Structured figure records
┄┄┄┄┄┄
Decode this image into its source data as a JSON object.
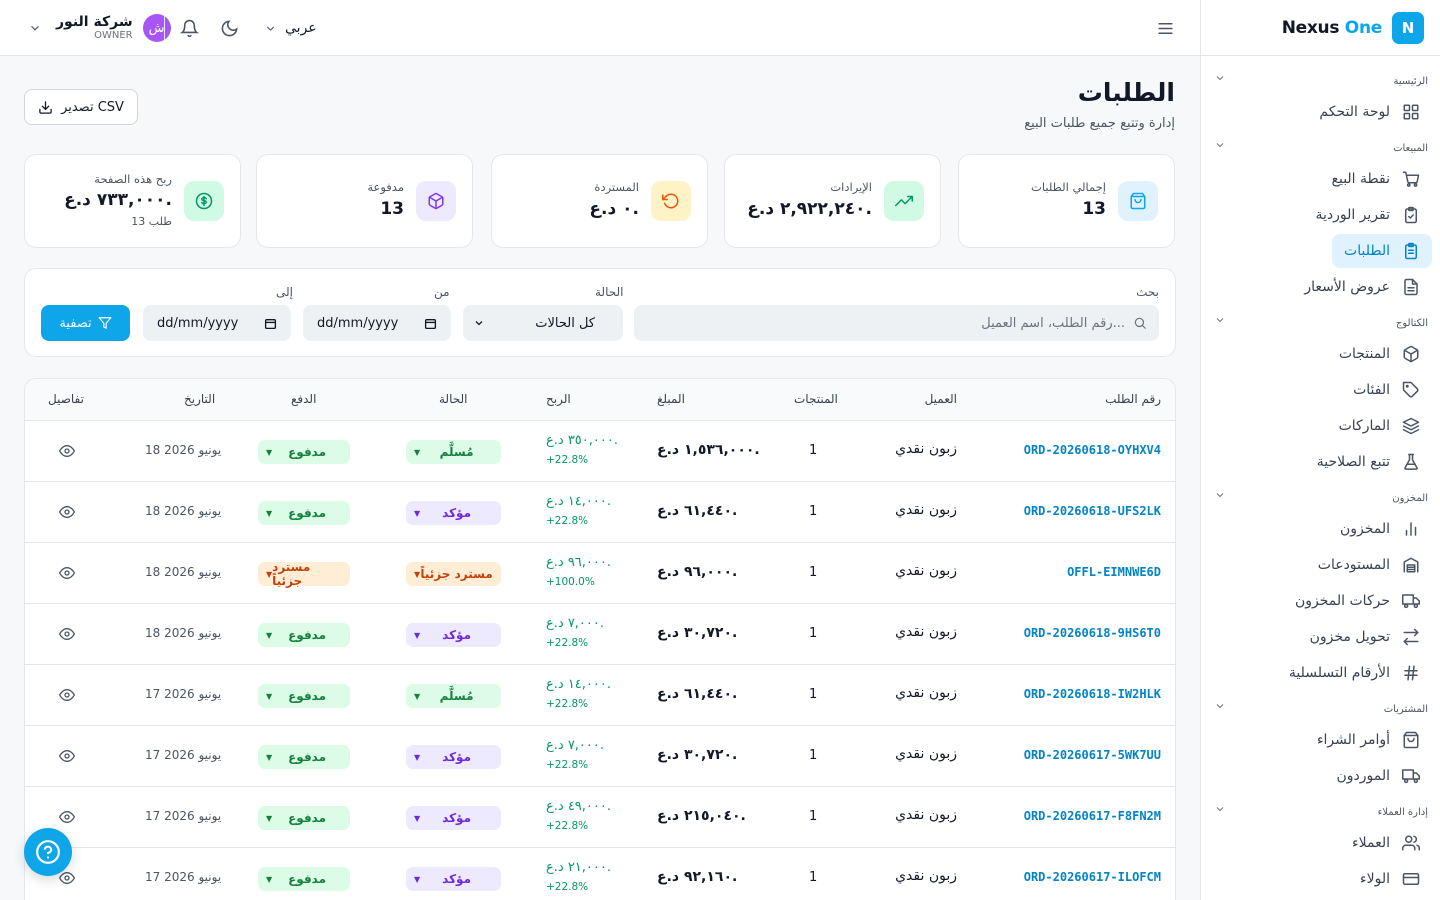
{
  "brand": {
    "logo_letter": "N",
    "name_main": "Nexus",
    "name_accent": " One"
  },
  "sidebar": {
    "sections": [
      {
        "title": "الرئيسية",
        "items": [
          {
            "label": "لوحة التحكم",
            "icon": "grid-icon"
          }
        ]
      },
      {
        "title": "المبيعات",
        "items": [
          {
            "label": "نقطة البيع",
            "icon": "cart-icon"
          },
          {
            "label": "تقرير الوردية",
            "icon": "clipboard-check-icon"
          },
          {
            "label": "الطلبات",
            "icon": "clipboard-list-icon",
            "active": true
          },
          {
            "label": "عروض الأسعار",
            "icon": "file-text-icon"
          }
        ]
      },
      {
        "title": "الكتالوج",
        "items": [
          {
            "label": "المنتجات",
            "icon": "box-icon"
          },
          {
            "label": "الفئات",
            "icon": "tag-icon"
          },
          {
            "label": "الماركات",
            "icon": "layers-icon"
          },
          {
            "label": "تتبع الصلاحية",
            "icon": "flask-icon"
          }
        ]
      },
      {
        "title": "المخزون",
        "items": [
          {
            "label": "المخزون",
            "icon": "bar-chart-icon"
          },
          {
            "label": "المستودعات",
            "icon": "warehouse-icon"
          },
          {
            "label": "حركات المخزون",
            "icon": "truck-icon"
          },
          {
            "label": "تحويل مخزون",
            "icon": "transfer-icon"
          },
          {
            "label": "الأرقام التسلسلية",
            "icon": "hash-icon"
          }
        ]
      },
      {
        "title": "المشتريات",
        "items": [
          {
            "label": "أوامر الشراء",
            "icon": "shopping-bag-icon"
          },
          {
            "label": "الموردون",
            "icon": "truck-icon"
          }
        ]
      },
      {
        "title": "إدارة العملاء",
        "items": [
          {
            "label": "العملاء",
            "icon": "users-icon"
          },
          {
            "label": "الولاء",
            "icon": "credit-card-icon"
          }
        ]
      }
    ]
  },
  "topbar": {
    "company": "شركة النور",
    "role": "OWNER",
    "avatar_letter": "ش",
    "language": "عربي"
  },
  "page": {
    "title": "الطلبات",
    "subtitle": "إدارة وتتبع جميع طلبات البيع",
    "export_label": "تصدير CSV"
  },
  "stats": [
    {
      "label": "إجمالي الطلبات",
      "value": "13",
      "icon": "bag-icon",
      "color": "#0ea5e9",
      "bg": "#e0f2fe"
    },
    {
      "label": "الإيرادات",
      "value": "٢,٩٢٢,٢٤٠ د.ع.",
      "icon": "trending-up-icon",
      "color": "#059669",
      "bg": "#d1fae5"
    },
    {
      "label": "المستردة",
      "value": "٠ د.ع.",
      "icon": "rotate-ccw-icon",
      "color": "#ea580c",
      "bg": "#fef3c7"
    },
    {
      "label": "مدفوعة",
      "value": "13",
      "icon": "package-icon",
      "color": "#7c3aed",
      "bg": "#ede9fe"
    },
    {
      "label": "ربح هذه الصفحة",
      "value": "٧٣٣,٠٠٠ د.ع.",
      "extra": "13 طلب",
      "icon": "dollar-icon",
      "color": "#059669",
      "bg": "#d1fae5"
    }
  ],
  "filters": {
    "search_label": "بحث",
    "search_placeholder": "رقم الطلب، اسم العميل...",
    "status_label": "الحالة",
    "status_value": "كل الحالات",
    "from_label": "من",
    "from_placeholder": "dd/mm/yyyy",
    "to_label": "إلى",
    "to_placeholder": "dd/mm/yyyy",
    "filter_button": "تصفية"
  },
  "table": {
    "headers": {
      "order": "رقم الطلب",
      "customer": "العميل",
      "items": "المنتجات",
      "amount": "المبلغ",
      "profit": "الربح",
      "status": "الحالة",
      "payment": "الدفع",
      "date": "التاريخ",
      "details": "تفاصيل"
    },
    "rows": [
      {
        "order": "ORD-20260618-OYHXV4",
        "customer": "زبون نقدي",
        "items": "1",
        "amount": "١,٥٣٦,٠٠٠ د.ع.",
        "profit": "٣٥٠,٠٠٠ د.ع.",
        "profit_pct": "+22.8%",
        "status": "مُسلَّم",
        "status_kind": "delivered",
        "payment": "مدفوع",
        "payment_kind": "paid",
        "date": "18 يونيو 2026"
      },
      {
        "order": "ORD-20260618-UFS2LK",
        "customer": "زبون نقدي",
        "items": "1",
        "amount": "٦١,٤٤٠ د.ع.",
        "profit": "١٤,٠٠٠ د.ع.",
        "profit_pct": "+22.8%",
        "status": "مؤكد",
        "status_kind": "confirmed",
        "payment": "مدفوع",
        "payment_kind": "paid",
        "date": "18 يونيو 2026"
      },
      {
        "order": "OFFL-EIMNWE6D",
        "customer": "زبون نقدي",
        "items": "1",
        "amount": "٩٦,٠٠٠ د.ع.",
        "profit": "٩٦,٠٠٠ د.ع.",
        "profit_pct": "+100.0%",
        "status": "مسترد جزئياً",
        "status_kind": "refund",
        "payment": "مسترد جزئياً",
        "payment_kind": "refund",
        "date": "18 يونيو 2026"
      },
      {
        "order": "ORD-20260618-9HS6T0",
        "customer": "زبون نقدي",
        "items": "1",
        "amount": "٣٠,٧٢٠ د.ع.",
        "profit": "٧,٠٠٠ د.ع.",
        "profit_pct": "+22.8%",
        "status": "مؤكد",
        "status_kind": "confirmed",
        "payment": "مدفوع",
        "payment_kind": "paid",
        "date": "18 يونيو 2026"
      },
      {
        "order": "ORD-20260618-IW2HLK",
        "customer": "زبون نقدي",
        "items": "1",
        "amount": "٦١,٤٤٠ د.ع.",
        "profit": "١٤,٠٠٠ د.ع.",
        "profit_pct": "+22.8%",
        "status": "مُسلَّم",
        "status_kind": "delivered",
        "payment": "مدفوع",
        "payment_kind": "paid",
        "date": "17 يونيو 2026"
      },
      {
        "order": "ORD-20260617-5WK7UU",
        "customer": "زبون نقدي",
        "items": "1",
        "amount": "٣٠,٧٢٠ د.ع.",
        "profit": "٧,٠٠٠ د.ع.",
        "profit_pct": "+22.8%",
        "status": "مؤكد",
        "status_kind": "confirmed",
        "payment": "مدفوع",
        "payment_kind": "paid",
        "date": "17 يونيو 2026"
      },
      {
        "order": "ORD-20260617-F8FN2M",
        "customer": "زبون نقدي",
        "items": "1",
        "amount": "٢١٥,٠٤٠ د.ع.",
        "profit": "٤٩,٠٠٠ د.ع.",
        "profit_pct": "+22.8%",
        "status": "مؤكد",
        "status_kind": "confirmed",
        "payment": "مدفوع",
        "payment_kind": "paid",
        "date": "17 يونيو 2026"
      },
      {
        "order": "ORD-20260617-ILOFCM",
        "customer": "زبون نقدي",
        "items": "1",
        "amount": "٩٢,١٦٠ د.ع.",
        "profit": "٢١,٠٠٠ د.ع.",
        "profit_pct": "+22.8%",
        "status": "مؤكد",
        "status_kind": "confirmed",
        "payment": "مدفوع",
        "payment_kind": "paid",
        "date": "17 يونيو 2026"
      }
    ]
  },
  "help": {
    "icon": "help-circle-icon"
  }
}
┄┄┄┄┄┄
▶ WHAT IS EXPECTED
List all lines above in which the string "order" appears.

▶ EXERCISE RESULT
      "order": "رقم الطلب",
        "order": "ORD-20260618-OYHXV4",
        "order": "ORD-20260618-UFS2LK",
        "order": "OFFL-EIMNWE6D",
        "order": "ORD-20260618-9HS6T0",
        "order": "ORD-20260618-IW2HLK",
        "order": "ORD-20260617-5WK7UU",
        "order": "ORD-20260617-F8FN2M",
        "order": "ORD-20260617-ILOFCM",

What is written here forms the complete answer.